- **GIVEN RECORDS**
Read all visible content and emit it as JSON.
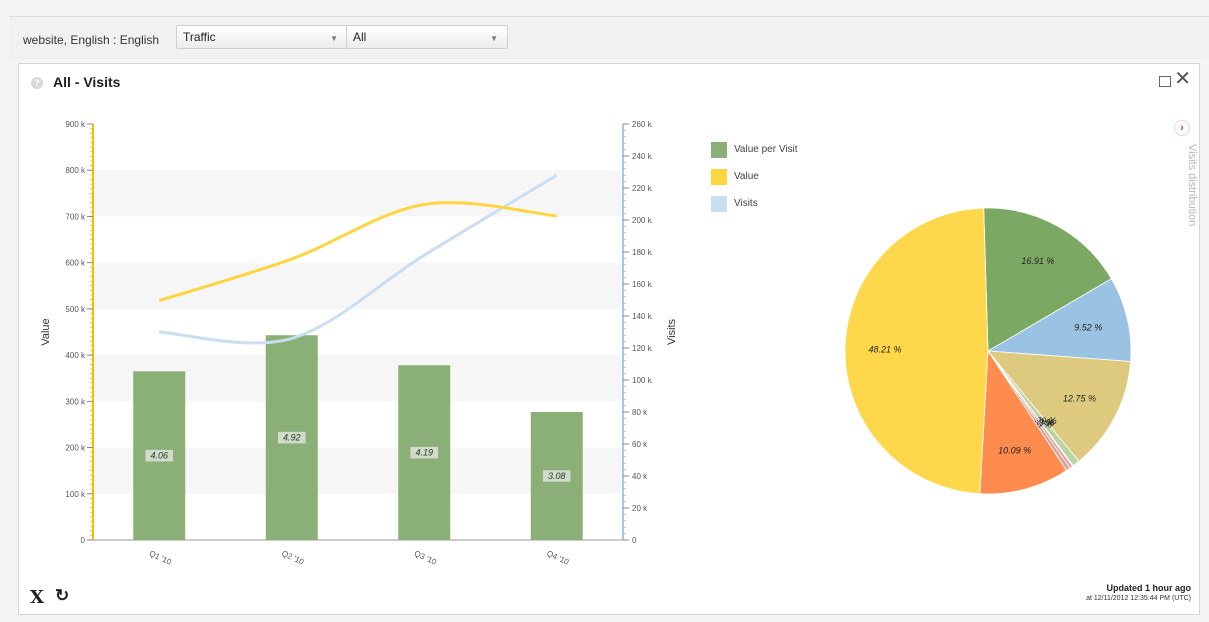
{
  "toolbar": {
    "context": "website, English : English",
    "selects": [
      {
        "value": "Traffic"
      },
      {
        "value": "All"
      }
    ]
  },
  "panel": {
    "help_icon": "?",
    "title": "All - Visits",
    "maximize_icon": "maximize-icon",
    "close_icon": "✕"
  },
  "legend": [
    {
      "label": "Value per Visit",
      "color": "#8ab077"
    },
    {
      "label": "Value",
      "color": "#fed53e"
    },
    {
      "label": "Visits",
      "color": "#c9def0"
    }
  ],
  "side": {
    "toggle_icon": "›",
    "distribution_label": "Visits distribution"
  },
  "footer": {
    "x_icon": "X",
    "refresh_icon": "↻",
    "updated": "Updated 1 hour ago",
    "timestamp": "at 12/11/2012 12:35:44 PM (UTC)"
  },
  "chart_data": [
    {
      "type": "bar",
      "categories": [
        "Q1 '10",
        "Q2 '10",
        "Q3 '10",
        "Q4 '10"
      ],
      "ylabel": "Value",
      "y2label": "Visits",
      "ylim": [
        0,
        900000
      ],
      "y2lim": [
        0,
        260000
      ],
      "yticks": [
        "0",
        "100 k",
        "200 k",
        "300 k",
        "400 k",
        "500 k",
        "600 k",
        "700 k",
        "800 k",
        "900 k"
      ],
      "y2ticks": [
        "0",
        "20 k",
        "40 k",
        "60 k",
        "80 k",
        "100 k",
        "120 k",
        "140 k",
        "160 k",
        "180 k",
        "200 k",
        "220 k",
        "240 k",
        "260 k"
      ],
      "series": [
        {
          "name": "Value per Visit",
          "kind": "bar",
          "axis": "left",
          "color": "#8ab077",
          "values": [
            365000,
            443000,
            378000,
            277000
          ],
          "labels": [
            "4.06",
            "4.92",
            "4.19",
            "3.08"
          ]
        },
        {
          "name": "Value",
          "kind": "line",
          "axis": "left",
          "color": "#fed53e",
          "values": [
            518000,
            608000,
            726000,
            701000
          ]
        },
        {
          "name": "Visits",
          "kind": "line",
          "axis": "right",
          "color": "#c9def0",
          "values": [
            130000,
            126000,
            178000,
            228000
          ]
        }
      ],
      "grid": true,
      "legend": "right"
    },
    {
      "type": "pie",
      "title": "Visits distribution",
      "slices": [
        {
          "label": "16.91 %",
          "value": 16.91,
          "color": "#7ba862"
        },
        {
          "label": "9.52 %",
          "value": 9.52,
          "color": "#9ac3e3"
        },
        {
          "label": "12.75 %",
          "value": 12.75,
          "color": "#ddca7f"
        },
        {
          "label": "0.79 %",
          "value": 0.79,
          "color": "#b9d4a4"
        },
        {
          "label": "0.12 %",
          "value": 0.12,
          "color": "#c7d6ea"
        },
        {
          "label": "0.33 %",
          "value": 0.33,
          "color": "#e79a8e"
        },
        {
          "label": "0.46 %",
          "value": 0.46,
          "color": "#d9a2a2"
        },
        {
          "label": "10.09 %",
          "value": 10.09,
          "color": "#fe8c4f"
        },
        {
          "label": "48.21 %",
          "value": 48.21,
          "color": "#fed84a"
        }
      ]
    }
  ]
}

- **OBJECTIVE**
From the data, list each line in which the string "distribution" appears.

- **WRITTEN SOLUTION**
    "distribution_label": "Visits distribution"
      "title": "Visits distribution",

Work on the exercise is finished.